═══ PROVIDED INFORMATION ═══

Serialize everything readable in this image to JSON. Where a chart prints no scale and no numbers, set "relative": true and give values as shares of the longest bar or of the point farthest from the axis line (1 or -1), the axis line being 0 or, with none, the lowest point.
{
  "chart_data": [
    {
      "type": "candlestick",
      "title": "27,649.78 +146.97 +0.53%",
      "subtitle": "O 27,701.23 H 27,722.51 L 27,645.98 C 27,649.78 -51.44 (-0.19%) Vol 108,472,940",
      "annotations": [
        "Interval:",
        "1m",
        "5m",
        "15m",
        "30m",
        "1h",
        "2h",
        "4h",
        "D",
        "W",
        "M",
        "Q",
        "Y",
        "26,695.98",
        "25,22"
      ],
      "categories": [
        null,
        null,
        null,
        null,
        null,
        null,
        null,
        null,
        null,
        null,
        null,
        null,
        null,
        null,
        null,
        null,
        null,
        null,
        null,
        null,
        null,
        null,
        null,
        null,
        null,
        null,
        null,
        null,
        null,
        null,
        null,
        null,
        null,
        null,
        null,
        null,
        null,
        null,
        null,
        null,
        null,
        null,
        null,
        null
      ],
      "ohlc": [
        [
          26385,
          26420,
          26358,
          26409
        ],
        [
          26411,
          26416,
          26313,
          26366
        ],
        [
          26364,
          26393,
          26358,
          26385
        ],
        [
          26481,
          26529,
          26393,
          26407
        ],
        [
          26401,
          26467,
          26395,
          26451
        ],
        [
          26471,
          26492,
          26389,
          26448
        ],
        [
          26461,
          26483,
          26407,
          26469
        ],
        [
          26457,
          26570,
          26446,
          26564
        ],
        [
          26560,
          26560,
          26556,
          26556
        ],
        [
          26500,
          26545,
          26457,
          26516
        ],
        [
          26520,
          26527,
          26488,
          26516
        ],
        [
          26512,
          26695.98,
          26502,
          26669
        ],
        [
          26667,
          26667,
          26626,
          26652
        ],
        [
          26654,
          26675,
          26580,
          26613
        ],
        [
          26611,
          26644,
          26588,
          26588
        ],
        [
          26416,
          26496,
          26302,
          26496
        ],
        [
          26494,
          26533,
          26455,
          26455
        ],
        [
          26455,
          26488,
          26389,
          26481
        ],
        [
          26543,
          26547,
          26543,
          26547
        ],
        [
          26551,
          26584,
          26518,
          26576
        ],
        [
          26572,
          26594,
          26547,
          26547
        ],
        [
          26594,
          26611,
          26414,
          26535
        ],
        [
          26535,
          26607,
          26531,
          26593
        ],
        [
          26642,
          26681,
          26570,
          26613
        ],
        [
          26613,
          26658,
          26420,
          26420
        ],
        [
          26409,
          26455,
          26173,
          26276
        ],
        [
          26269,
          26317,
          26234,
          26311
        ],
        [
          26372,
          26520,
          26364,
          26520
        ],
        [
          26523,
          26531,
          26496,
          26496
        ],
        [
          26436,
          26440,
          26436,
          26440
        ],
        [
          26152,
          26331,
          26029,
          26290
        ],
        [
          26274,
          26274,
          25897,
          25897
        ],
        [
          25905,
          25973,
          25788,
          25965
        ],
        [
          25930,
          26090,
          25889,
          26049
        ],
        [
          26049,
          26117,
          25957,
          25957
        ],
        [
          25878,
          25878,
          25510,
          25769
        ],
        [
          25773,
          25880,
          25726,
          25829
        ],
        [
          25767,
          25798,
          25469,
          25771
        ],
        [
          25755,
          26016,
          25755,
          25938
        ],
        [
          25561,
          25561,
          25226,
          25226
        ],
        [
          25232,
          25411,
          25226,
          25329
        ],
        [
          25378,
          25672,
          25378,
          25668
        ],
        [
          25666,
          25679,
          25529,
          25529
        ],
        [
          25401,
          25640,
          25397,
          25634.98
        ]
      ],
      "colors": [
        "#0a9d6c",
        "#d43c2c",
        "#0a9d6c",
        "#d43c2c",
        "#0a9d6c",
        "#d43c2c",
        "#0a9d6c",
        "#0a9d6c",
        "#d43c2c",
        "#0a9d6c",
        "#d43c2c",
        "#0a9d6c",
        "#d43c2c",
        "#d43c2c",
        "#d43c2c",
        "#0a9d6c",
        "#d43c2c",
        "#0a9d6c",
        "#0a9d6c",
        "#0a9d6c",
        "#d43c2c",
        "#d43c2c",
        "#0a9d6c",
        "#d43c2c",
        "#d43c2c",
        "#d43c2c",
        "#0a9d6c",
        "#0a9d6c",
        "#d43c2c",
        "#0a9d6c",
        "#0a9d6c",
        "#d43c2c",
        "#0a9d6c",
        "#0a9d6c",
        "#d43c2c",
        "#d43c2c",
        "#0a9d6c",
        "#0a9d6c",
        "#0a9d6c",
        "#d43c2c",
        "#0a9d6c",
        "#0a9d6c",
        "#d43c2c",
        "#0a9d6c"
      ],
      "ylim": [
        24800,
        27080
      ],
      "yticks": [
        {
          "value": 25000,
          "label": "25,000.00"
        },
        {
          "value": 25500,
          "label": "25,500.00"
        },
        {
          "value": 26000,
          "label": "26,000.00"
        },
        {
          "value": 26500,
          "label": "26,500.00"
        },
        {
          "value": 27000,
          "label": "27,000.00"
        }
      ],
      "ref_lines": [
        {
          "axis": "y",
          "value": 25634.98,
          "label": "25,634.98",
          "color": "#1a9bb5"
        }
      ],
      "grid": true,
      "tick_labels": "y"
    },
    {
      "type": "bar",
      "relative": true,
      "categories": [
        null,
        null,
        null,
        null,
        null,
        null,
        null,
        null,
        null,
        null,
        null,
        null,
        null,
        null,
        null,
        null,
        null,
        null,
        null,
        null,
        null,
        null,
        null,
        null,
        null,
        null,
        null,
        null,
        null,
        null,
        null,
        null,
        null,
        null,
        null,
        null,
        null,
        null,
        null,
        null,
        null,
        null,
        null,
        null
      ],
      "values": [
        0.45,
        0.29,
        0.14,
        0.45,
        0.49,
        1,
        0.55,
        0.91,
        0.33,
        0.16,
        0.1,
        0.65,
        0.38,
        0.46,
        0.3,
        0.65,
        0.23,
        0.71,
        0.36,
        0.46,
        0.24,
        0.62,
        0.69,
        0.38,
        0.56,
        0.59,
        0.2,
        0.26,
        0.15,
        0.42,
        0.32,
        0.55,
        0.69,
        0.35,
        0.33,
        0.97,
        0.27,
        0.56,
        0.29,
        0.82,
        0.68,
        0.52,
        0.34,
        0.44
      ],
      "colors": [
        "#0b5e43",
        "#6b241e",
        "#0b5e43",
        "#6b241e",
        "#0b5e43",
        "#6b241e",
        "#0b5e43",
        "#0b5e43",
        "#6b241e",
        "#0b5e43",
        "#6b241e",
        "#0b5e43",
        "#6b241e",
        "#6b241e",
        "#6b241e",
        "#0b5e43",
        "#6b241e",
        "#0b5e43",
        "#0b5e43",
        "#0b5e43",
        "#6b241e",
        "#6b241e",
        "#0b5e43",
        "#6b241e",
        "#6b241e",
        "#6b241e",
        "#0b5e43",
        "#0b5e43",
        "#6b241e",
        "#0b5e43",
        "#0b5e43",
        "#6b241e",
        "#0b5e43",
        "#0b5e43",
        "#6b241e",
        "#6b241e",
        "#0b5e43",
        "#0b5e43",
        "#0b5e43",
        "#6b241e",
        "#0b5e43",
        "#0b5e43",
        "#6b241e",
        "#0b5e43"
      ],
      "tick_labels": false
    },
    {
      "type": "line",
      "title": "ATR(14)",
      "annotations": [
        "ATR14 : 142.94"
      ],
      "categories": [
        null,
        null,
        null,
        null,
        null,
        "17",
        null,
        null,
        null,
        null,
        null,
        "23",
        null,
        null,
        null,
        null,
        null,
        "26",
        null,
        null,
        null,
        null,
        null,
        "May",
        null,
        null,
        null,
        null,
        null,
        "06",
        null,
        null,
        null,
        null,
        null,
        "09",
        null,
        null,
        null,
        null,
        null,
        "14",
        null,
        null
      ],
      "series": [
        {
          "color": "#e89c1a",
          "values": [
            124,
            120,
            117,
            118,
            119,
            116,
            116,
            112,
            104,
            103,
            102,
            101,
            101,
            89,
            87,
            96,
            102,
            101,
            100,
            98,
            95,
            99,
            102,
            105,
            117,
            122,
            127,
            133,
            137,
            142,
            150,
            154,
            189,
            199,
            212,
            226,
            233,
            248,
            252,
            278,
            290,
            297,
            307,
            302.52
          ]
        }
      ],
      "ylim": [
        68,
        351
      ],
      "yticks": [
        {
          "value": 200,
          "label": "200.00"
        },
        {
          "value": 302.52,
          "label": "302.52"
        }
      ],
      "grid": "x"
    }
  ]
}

═══

* [TASK INSTRUCTIONS]
All lines above with "values" in them should be returned.

* [TASK RESULT]
Serialize everything readable in this image to JSON. Where a chart prints no scale and no numbers, set "relative": true and give values as shares of the longest bar or of the point farthest from the axis line (1 or -1), the axis line being 0 or, with none, the lowest point.
      "values": [
          "values": [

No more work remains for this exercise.